[start]

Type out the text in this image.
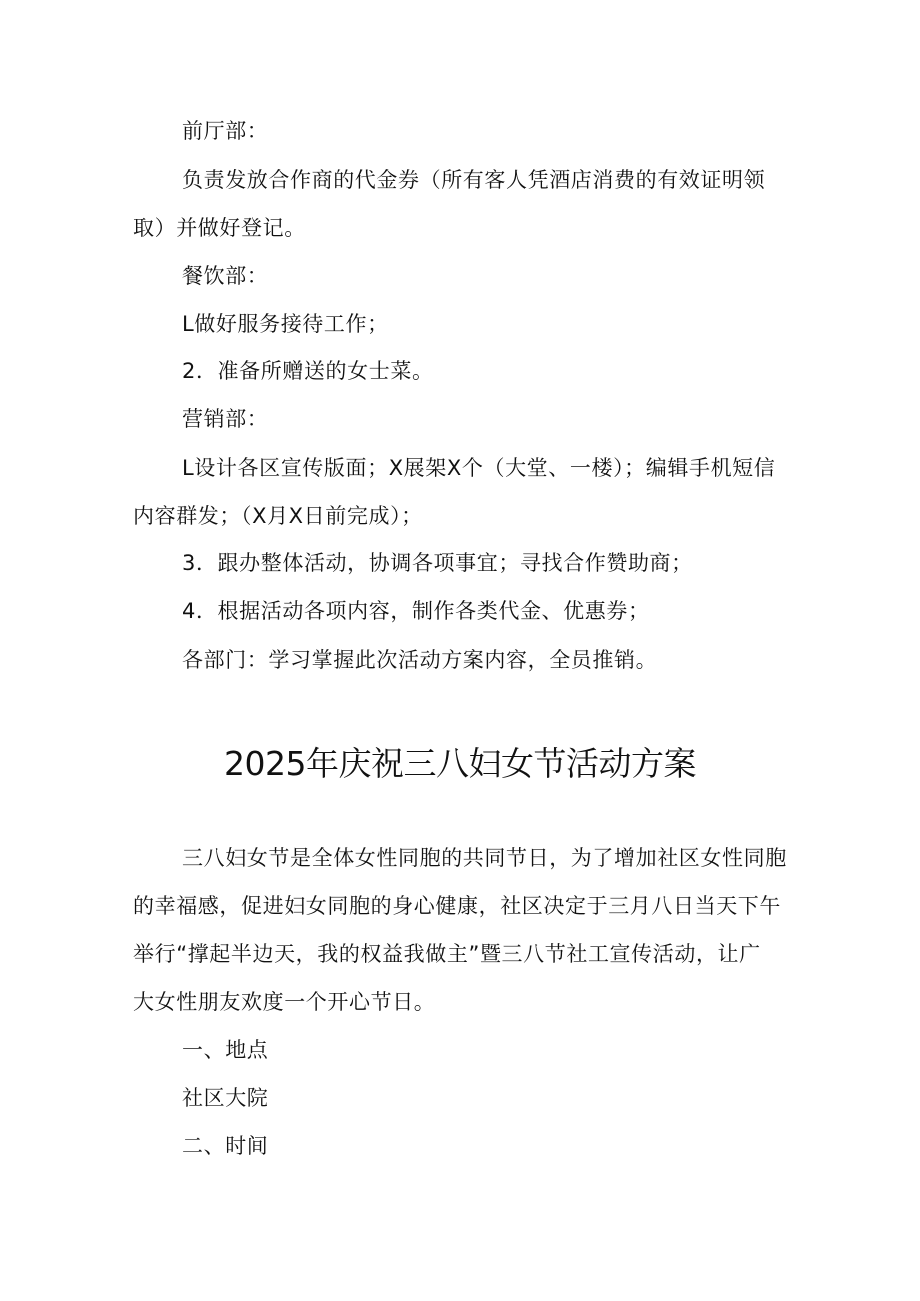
前厅部：
负责发放合作商的代金券（所有客人凭酒店消费的有效证明领
取）并做好登记。
餐饮部：
L做好服务接待工作；
2．准备所赠送的女士菜。
营销部：
L设计各区宣传版面；X展架X个（大堂、一楼）；编辑手机短信
内容群发；（X月X日前完成）；
3．跟办整体活动，协调各项事宜；寻找合作赞助商；
4．根据活动各项内容，制作各类代金、优惠券；
各部门：学习掌握此次活动方案内容，全员推销。
2025年庆祝三八妇女节活动方案
三八妇女节是全体女性同胞的共同节日，为了增加社区女性同胞
的幸福感，促进妇女同胞的身心健康，社区决定于三月八日当天下午
举行“撑起半边天，我的权益我做主”暨三八节社工宣传活动，让广
大女性朋友欢度一个开心节日。
一、地点
社区大院
二、时间
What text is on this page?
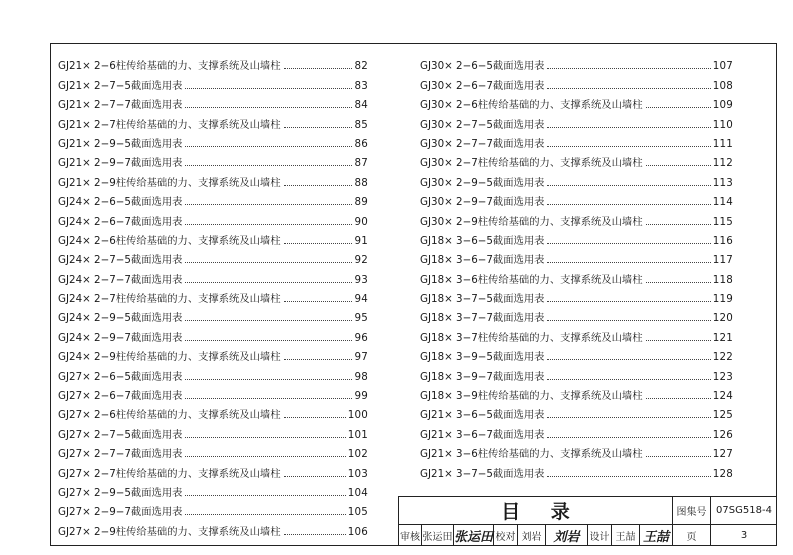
GJ21× 2−6柱传给基础的力、支撑系统及山墙柱	82
GJ21× 2−7−5截面选用表	83
GJ21× 2−7−7截面选用表	84
GJ21× 2−7柱传给基础的力、支撑系统及山墙柱	85
GJ21× 2−9−5截面选用表	86
GJ21× 2−9−7截面选用表	87
GJ21× 2−9柱传给基础的力、支撑系统及山墙柱	88
GJ24× 2−6−5截面选用表	89
GJ24× 2−6−7截面选用表	90
GJ24× 2−6柱传给基础的力、支撑系统及山墙柱	91
GJ24× 2−7−5截面选用表	92
GJ24× 2−7−7截面选用表	93
GJ24× 2−7柱传给基础的力、支撑系统及山墙柱	94
GJ24× 2−9−5截面选用表	95
GJ24× 2−9−7截面选用表	96
GJ24× 2−9柱传给基础的力、支撑系统及山墙柱	97
GJ27× 2−6−5截面选用表	98
GJ27× 2−6−7截面选用表	99
GJ27× 2−6柱传给基础的力、支撑系统及山墙柱	100
GJ27× 2−7−5截面选用表	101
GJ27× 2−7−7截面选用表	102
GJ27× 2−7柱传给基础的力、支撑系统及山墙柱	103
GJ27× 2−9−5截面选用表	104
GJ27× 2−9−7截面选用表	105
GJ27× 2−9柱传给基础的力、支撑系统及山墙柱	106
GJ30× 2−6−5截面选用表	107
GJ30× 2−6−7截面选用表	108
GJ30× 2−6柱传给基础的力、支撑系统及山墙柱	109
GJ30× 2−7−5截面选用表	110
GJ30× 2−7−7截面选用表	111
GJ30× 2−7柱传给基础的力、支撑系统及山墙柱	112
GJ30× 2−9−5截面选用表	113
GJ30× 2−9−7截面选用表	114
GJ30× 2−9柱传给基础的力、支撑系统及山墙柱	115
GJ18× 3−6−5截面选用表	116
GJ18× 3−6−7截面选用表	117
GJ18× 3−6柱传给基础的力、支撑系统及山墙柱	118
GJ18× 3−7−5截面选用表	119
GJ18× 3−7−7截面选用表	120
GJ18× 3−7柱传给基础的力、支撑系统及山墙柱	121
GJ18× 3−9−5截面选用表	122
GJ18× 3−9−7截面选用表	123
GJ18× 3−9柱传给基础的力、支撑系统及山墙柱	124
GJ21× 3−6−5截面选用表	125
GJ21× 3−6−7截面选用表	126
GJ21× 3−6柱传给基础的力、支撑系统及山墙柱	127
GJ21× 3−7−5截面选用表	128
目 录	图集号 07SG518-4
审核 张运田 张运田 校对 刘岩 刘岩 设计 王喆 王喆 页	3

[end]

- [Given task] Repeat the data exactly in full, omitting its pictures.

- [Solution to the problem]
Type out the text in this image.
前厅部：
负责发放合作商的代金券（所有客人凭酒店消费的有效证明领
取）并做好登记。
餐饮部：
L做好服务接待工作；
2．准备所赠送的女士菜。
营销部：
L设计各区宣传版面；X展架X个（大堂、一楼）；编辑手机短信
内容群发；（X月X日前完成）；
3．跟办整体活动，协调各项事宜；寻找合作赞助商；
4．根据活动各项内容，制作各类代金、优惠券；
各部门：学习掌握此次活动方案内容，全员推销。
2025年庆祝三八妇女节活动方案
三八妇女节是全体女性同胞的共同节日，为了增加社区女性同胞
的幸福感，促进妇女同胞的身心健康，社区决定于三月八日当天下午
举行“撑起半边天，我的权益我做主”暨三八节社工宣传活动，让广
大女性朋友欢度一个开心节日。
一、地点
社区大院
二、时间
What text is on this page?
GJ21× 2−6柱传给基础的力、支撑系统及山墙柱	82
GJ21× 2−7−5截面选用表	83
GJ21× 2−7−7截面选用表	84
GJ21× 2−7柱传给基础的力、支撑系统及山墙柱	85
GJ21× 2−9−5截面选用表	86
GJ21× 2−9−7截面选用表	87
GJ21× 2−9柱传给基础的力、支撑系统及山墙柱	88
GJ24× 2−6−5截面选用表	89
GJ24× 2−6−7截面选用表	90
GJ24× 2−6柱传给基础的力、支撑系统及山墙柱	91
GJ24× 2−7−5截面选用表	92
GJ24× 2−7−7截面选用表	93
GJ24× 2−7柱传给基础的力、支撑系统及山墙柱	94
GJ24× 2−9−5截面选用表	95
GJ24× 2−9−7截面选用表	96
GJ24× 2−9柱传给基础的力、支撑系统及山墙柱	97
GJ27× 2−6−5截面选用表	98
GJ27× 2−6−7截面选用表	99
GJ27× 2−6柱传给基础的力、支撑系统及山墙柱	100
GJ27× 2−7−5截面选用表	101
GJ27× 2−7−7截面选用表	102
GJ27× 2−7柱传给基础的力、支撑系统及山墙柱	103
GJ27× 2−9−5截面选用表	104
GJ27× 2−9−7截面选用表	105
GJ27× 2−9柱传给基础的力、支撑系统及山墙柱	106
GJ30× 2−6−5截面选用表	107
GJ30× 2−6−7截面选用表	108
GJ30× 2−6柱传给基础的力、支撑系统及山墙柱	109
GJ30× 2−7−5截面选用表	110
GJ30× 2−7−7截面选用表	111
GJ30× 2−7柱传给基础的力、支撑系统及山墙柱	112
GJ30× 2−9−5截面选用表	113
GJ30× 2−9−7截面选用表	114
GJ30× 2−9柱传给基础的力、支撑系统及山墙柱	115
GJ18× 3−6−5截面选用表	116
GJ18× 3−6−7截面选用表	117
GJ18× 3−6柱传给基础的力、支撑系统及山墙柱	118
GJ18× 3−7−5截面选用表	119
GJ18× 3−7−7截面选用表	120
GJ18× 3−7柱传给基础的力、支撑系统及山墙柱	121
GJ18× 3−9−5截面选用表	122
GJ18× 3−9−7截面选用表	123
GJ18× 3−9柱传给基础的力、支撑系统及山墙柱	124
GJ21× 3−6−5截面选用表	125
GJ21× 3−6−7截面选用表	126
GJ21× 3−6柱传给基础的力、支撑系统及山墙柱	127
GJ21× 3−7−5截面选用表	128
目 录	图集号 07SG518-4
审核 张运田 张运田 校对 刘岩 刘岩 设计 王喆 王喆 页	3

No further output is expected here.